- **PROBLEM DESCRIPTION**
Check each line for the string "Cadangan" and give only the count of lines that have it.

- **RECORDS SUPPLIED**
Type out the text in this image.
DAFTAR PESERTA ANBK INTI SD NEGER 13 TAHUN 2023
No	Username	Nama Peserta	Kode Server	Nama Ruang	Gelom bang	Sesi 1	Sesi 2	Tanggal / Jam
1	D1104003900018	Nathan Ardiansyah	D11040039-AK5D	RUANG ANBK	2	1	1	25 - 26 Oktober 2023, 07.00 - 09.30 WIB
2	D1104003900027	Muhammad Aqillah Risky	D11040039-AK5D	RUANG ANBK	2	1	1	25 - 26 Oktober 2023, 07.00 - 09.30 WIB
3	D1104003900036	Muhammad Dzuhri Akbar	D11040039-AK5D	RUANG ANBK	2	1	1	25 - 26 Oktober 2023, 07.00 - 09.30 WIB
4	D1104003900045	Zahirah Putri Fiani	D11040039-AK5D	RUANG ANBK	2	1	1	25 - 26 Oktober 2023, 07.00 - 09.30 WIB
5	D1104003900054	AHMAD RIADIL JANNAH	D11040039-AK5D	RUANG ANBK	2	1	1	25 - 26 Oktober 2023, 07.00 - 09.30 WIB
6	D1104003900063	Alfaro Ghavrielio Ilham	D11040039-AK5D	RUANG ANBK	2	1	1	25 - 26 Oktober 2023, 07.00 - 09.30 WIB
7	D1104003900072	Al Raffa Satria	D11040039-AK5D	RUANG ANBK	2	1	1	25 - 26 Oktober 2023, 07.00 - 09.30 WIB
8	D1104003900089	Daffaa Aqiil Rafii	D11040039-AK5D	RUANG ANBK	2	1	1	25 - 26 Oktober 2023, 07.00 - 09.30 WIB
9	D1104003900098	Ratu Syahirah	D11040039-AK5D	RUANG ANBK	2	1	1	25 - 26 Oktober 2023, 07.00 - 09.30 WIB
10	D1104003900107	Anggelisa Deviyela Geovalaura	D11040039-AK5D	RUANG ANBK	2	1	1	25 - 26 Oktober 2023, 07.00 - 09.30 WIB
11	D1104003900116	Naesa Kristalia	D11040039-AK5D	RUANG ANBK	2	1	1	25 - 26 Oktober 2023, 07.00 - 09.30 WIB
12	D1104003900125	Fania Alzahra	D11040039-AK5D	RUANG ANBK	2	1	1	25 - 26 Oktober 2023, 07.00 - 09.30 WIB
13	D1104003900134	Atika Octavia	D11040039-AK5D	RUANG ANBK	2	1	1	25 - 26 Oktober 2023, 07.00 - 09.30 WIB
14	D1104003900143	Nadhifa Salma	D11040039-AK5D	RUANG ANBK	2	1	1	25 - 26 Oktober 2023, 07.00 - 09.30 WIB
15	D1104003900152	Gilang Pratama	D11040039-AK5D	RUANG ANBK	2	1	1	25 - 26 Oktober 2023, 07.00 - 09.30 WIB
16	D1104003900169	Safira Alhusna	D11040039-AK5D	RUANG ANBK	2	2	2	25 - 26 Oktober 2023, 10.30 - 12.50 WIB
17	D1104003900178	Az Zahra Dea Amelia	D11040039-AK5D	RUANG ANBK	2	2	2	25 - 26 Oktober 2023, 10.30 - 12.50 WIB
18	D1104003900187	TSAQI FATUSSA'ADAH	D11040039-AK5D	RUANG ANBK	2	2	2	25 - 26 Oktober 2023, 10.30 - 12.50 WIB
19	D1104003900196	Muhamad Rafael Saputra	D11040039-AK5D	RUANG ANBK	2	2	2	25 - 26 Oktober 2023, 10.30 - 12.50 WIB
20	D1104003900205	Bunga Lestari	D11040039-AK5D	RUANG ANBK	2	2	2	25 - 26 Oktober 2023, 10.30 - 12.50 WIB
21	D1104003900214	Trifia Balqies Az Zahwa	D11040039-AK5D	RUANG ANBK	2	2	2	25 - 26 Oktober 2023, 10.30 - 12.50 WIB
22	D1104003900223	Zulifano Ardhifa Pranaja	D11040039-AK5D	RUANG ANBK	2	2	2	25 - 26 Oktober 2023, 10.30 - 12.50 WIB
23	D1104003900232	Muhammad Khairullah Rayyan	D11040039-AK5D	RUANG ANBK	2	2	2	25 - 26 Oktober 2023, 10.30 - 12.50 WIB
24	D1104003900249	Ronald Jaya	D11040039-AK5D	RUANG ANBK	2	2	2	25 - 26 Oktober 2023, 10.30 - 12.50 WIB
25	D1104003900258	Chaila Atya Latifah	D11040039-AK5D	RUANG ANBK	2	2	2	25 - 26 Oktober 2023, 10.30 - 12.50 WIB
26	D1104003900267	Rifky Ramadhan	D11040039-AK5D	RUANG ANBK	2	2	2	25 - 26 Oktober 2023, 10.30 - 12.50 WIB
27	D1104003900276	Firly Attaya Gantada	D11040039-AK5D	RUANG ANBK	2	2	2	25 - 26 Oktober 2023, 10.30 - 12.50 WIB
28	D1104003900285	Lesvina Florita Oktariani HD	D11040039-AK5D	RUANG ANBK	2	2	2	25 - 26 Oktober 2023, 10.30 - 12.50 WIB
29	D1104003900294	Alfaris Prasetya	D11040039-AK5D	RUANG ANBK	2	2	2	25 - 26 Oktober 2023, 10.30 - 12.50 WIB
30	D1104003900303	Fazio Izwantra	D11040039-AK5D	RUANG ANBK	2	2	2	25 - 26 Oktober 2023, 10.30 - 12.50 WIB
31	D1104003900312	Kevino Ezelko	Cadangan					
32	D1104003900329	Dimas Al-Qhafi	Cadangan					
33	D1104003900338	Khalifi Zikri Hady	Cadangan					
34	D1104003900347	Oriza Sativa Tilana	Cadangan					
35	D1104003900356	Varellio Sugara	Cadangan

- **ANSWER TO THE EXERCISE**
5